··· Records supplied
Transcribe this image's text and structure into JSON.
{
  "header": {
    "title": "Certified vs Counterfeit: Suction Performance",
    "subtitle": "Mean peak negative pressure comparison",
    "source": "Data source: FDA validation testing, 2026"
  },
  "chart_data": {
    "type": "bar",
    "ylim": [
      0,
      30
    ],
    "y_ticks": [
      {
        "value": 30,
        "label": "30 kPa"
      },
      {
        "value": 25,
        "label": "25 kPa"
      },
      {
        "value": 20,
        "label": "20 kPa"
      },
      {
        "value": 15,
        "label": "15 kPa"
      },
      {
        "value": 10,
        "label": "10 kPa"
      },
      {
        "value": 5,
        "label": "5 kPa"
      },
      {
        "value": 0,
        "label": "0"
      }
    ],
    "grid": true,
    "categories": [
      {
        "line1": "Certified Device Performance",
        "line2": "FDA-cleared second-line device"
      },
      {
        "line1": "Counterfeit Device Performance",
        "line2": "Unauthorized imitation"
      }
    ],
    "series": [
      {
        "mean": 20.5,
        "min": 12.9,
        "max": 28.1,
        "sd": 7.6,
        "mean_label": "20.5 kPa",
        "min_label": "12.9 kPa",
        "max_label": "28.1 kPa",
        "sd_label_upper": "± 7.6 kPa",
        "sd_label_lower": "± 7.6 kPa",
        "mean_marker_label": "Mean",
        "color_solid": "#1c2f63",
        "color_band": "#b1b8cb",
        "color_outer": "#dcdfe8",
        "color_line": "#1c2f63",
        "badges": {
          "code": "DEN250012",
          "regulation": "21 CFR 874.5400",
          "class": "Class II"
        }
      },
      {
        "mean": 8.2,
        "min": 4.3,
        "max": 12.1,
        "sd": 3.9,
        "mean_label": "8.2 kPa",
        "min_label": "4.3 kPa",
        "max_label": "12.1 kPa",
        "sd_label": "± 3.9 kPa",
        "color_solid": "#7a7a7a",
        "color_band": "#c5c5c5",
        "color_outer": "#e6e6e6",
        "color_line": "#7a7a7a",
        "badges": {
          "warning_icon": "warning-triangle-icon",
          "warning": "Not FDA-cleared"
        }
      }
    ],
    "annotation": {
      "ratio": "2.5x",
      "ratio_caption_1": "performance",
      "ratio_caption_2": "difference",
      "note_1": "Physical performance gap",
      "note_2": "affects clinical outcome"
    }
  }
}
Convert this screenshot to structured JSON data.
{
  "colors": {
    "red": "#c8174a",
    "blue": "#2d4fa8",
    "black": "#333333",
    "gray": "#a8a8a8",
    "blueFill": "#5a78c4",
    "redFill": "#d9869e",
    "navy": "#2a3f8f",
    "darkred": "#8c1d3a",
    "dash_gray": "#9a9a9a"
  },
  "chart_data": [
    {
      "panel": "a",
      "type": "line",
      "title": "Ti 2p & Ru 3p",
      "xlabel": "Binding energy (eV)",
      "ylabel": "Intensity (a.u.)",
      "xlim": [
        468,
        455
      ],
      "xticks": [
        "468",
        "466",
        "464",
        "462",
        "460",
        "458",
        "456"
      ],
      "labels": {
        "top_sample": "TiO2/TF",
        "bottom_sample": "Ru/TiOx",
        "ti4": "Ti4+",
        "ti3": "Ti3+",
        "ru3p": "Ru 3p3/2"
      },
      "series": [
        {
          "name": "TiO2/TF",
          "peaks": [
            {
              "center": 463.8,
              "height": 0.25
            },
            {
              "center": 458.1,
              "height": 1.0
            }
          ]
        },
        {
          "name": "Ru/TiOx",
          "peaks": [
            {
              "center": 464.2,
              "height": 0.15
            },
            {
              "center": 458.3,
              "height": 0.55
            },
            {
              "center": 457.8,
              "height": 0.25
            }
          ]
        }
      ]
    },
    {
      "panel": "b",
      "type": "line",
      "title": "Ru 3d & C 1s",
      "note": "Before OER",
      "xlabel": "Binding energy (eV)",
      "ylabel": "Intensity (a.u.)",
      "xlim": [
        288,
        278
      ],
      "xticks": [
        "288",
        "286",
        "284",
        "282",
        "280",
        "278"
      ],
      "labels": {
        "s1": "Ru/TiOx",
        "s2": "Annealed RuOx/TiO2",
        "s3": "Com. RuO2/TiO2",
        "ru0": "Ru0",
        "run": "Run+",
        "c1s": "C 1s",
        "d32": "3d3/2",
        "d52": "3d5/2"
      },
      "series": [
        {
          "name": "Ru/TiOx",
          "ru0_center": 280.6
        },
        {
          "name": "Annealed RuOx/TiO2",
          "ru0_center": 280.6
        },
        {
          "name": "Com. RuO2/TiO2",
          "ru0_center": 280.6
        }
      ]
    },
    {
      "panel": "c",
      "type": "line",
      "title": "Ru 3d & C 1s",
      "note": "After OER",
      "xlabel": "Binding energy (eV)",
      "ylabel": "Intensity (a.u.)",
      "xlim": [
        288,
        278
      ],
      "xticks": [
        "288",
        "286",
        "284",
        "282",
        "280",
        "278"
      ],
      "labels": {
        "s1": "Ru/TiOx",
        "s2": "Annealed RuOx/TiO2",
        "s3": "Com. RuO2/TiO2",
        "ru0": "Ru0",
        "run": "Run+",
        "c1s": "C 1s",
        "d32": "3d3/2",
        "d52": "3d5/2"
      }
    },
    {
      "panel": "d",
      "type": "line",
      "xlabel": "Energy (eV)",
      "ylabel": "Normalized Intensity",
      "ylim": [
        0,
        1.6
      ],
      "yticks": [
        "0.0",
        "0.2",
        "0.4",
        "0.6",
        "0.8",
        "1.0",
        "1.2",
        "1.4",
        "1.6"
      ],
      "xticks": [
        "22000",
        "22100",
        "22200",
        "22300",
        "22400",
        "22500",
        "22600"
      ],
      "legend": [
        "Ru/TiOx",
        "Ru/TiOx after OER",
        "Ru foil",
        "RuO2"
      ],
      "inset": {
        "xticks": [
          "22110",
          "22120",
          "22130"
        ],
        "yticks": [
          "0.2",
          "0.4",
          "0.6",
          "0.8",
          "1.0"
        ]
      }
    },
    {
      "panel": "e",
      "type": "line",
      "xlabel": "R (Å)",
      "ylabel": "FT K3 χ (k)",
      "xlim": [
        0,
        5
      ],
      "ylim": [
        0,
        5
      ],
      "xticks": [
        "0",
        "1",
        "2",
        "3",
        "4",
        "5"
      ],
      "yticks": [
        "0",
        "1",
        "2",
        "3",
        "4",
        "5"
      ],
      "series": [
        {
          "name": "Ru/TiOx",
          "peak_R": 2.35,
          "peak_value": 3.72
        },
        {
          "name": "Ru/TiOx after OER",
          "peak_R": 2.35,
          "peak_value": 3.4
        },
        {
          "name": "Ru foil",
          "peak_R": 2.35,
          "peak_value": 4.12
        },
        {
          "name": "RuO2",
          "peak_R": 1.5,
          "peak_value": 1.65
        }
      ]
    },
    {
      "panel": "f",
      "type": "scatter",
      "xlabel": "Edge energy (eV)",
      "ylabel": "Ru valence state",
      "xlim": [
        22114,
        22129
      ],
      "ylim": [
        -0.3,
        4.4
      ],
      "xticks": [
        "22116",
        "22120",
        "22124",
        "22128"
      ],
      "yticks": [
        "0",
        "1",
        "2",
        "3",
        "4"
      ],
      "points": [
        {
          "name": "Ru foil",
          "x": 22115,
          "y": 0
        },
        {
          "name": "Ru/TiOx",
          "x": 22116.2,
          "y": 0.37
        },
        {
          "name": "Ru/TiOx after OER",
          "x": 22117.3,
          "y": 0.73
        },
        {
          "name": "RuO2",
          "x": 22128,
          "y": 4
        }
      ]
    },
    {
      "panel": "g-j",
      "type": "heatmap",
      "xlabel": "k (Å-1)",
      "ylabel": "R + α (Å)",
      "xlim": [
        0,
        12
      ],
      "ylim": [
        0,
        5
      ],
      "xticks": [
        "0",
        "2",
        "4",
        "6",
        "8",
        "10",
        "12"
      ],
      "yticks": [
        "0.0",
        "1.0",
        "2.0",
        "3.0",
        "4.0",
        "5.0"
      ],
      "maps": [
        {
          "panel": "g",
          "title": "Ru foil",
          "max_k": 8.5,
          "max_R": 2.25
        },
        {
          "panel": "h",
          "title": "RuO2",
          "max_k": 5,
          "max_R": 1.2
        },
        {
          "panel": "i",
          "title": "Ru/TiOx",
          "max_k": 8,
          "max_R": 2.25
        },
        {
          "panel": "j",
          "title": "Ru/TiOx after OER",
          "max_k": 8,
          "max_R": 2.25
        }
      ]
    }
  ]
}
······
» Task: How many of the lines above contain the string "Counterfeit"? Give the number only.

» Solution for this exercise: 2